■ **What to do**
Look through the listing and locate every line containing the word "fill"; copy those lines.

(Figure data in JSON)
──────────────────────────────

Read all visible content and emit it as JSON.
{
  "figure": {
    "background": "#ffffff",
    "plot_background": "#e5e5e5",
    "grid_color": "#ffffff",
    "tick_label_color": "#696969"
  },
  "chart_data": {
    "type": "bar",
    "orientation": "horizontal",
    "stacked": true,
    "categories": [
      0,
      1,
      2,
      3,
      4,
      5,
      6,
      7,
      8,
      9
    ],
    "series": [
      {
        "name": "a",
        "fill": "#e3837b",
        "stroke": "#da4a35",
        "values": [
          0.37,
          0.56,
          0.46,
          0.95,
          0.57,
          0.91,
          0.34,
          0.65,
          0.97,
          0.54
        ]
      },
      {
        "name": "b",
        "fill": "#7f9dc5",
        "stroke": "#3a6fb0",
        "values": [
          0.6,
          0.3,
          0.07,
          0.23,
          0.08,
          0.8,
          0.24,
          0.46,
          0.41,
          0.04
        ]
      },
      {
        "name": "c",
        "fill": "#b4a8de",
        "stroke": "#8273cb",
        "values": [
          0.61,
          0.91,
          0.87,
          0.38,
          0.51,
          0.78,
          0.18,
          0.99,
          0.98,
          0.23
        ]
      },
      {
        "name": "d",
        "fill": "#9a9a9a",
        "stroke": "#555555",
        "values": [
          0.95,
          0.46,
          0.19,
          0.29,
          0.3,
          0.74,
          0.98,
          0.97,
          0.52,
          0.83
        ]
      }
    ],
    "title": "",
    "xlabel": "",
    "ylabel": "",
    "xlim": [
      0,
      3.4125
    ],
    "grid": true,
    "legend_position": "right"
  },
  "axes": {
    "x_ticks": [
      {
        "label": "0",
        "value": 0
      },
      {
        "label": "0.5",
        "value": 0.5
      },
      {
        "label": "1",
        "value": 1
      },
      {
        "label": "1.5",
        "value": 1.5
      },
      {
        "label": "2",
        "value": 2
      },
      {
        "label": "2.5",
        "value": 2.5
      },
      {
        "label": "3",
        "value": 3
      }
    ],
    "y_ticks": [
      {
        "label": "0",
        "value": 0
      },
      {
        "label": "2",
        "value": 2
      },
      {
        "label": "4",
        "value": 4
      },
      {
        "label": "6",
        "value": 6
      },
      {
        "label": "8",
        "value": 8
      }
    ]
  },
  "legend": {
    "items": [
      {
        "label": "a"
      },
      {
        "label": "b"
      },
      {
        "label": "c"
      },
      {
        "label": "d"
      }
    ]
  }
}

──────────────────────────────

■ **Response to this exercise**
        "fill": "#e3837b",
        "fill": "#7f9dc5",
        "fill": "#b4a8de",
        "fill": "#9a9a9a",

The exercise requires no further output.